* **INPUT MATERIAL**
──────
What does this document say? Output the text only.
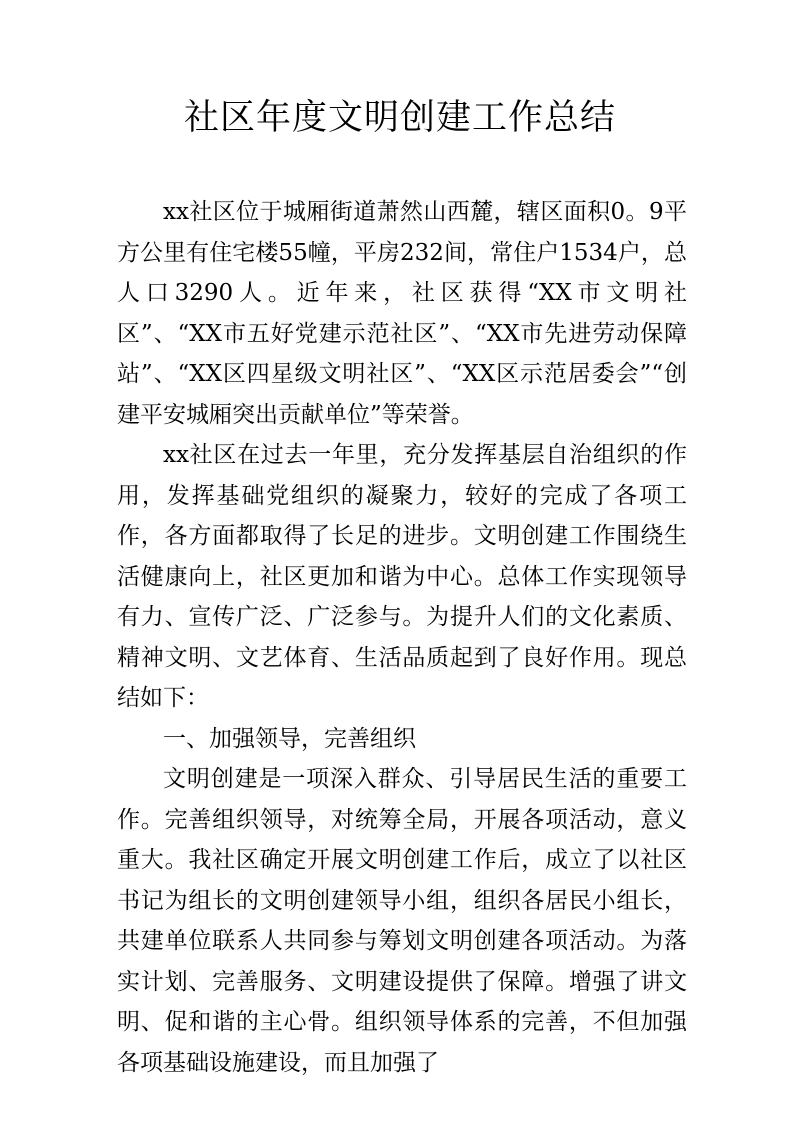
社区年度文明创建工作总结

xx社区位于城厢街道萧然山西麓，辖区面积0。9平方公里有住宅楼55幢，平房232间，常住户1534户，总人口3290人。近年来，社区获得“XX市文明社区”、“XX市五好党建示范社区”、“XX市先进劳动保障站”、“XX区四星级文明社区”、“XX区示范居委会”“创建平安城厢突出贡献单位”等荣誉。

xx社区在过去一年里，充分发挥基层自治组织的作用，发挥基础党组织的凝聚力，较好的完成了各项工作，各方面都取得了长足的进步。文明创建工作围绕生活健康向上，社区更加和谐为中心。总体工作实现领导有力、宣传广泛、广泛参与。为提升人们的文化素质、精神文明、文艺体育、生活品质起到了良好作用。现总结如下：

一、加强领导，完善组织

文明创建是一项深入群众、引导居民生活的重要工作。完善组织领导，对统筹全局，开展各项活动，意义重大。我社区确定开展文明创建工作后，成立了以社区书记为组长的文明创建领导小组，组织各居民小组长，共建单位联系人共同参与筹划文明创建各项活动。为落实计划、完善服务、文明建设提供了保障。增强了讲文明、促和谐的主心骨。组织领导体系的完善，不但加强各项基础设施建设，而且加强了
──────
* **EXERCISE BRIEF**
Without the pictures, write out the whole listing above exactly as it appears.

* **ANSWER TO THE EXERCISE**
What does this document say? Output the text only.
社区年度文明创建工作总结

xx社区位于城厢街道萧然山西麓，辖区面积0。9平方公里有住宅楼55幢，平房232间，常住户1534户，总人口3290人。近年来，社区获得“XX市文明社区”、“XX市五好党建示范社区”、“XX市先进劳动保障站”、“XX区四星级文明社区”、“XX区示范居委会”“创建平安城厢突出贡献单位”等荣誉。

xx社区在过去一年里，充分发挥基层自治组织的作用，发挥基础党组织的凝聚力，较好的完成了各项工作，各方面都取得了长足的进步。文明创建工作围绕生活健康向上，社区更加和谐为中心。总体工作实现领导有力、宣传广泛、广泛参与。为提升人们的文化素质、精神文明、文艺体育、生活品质起到了良好作用。现总结如下：

一、加强领导，完善组织

文明创建是一项深入群众、引导居民生活的重要工作。完善组织领导，对统筹全局，开展各项活动，意义重大。我社区确定开展文明创建工作后，成立了以社区书记为组长的文明创建领导小组，组织各居民小组长，共建单位联系人共同参与筹划文明创建各项活动。为落实计划、完善服务、文明建设提供了保障。增强了讲文明、促和谐的主心骨。组织领导体系的完善，不但加强各项基础设施建设，而且加强了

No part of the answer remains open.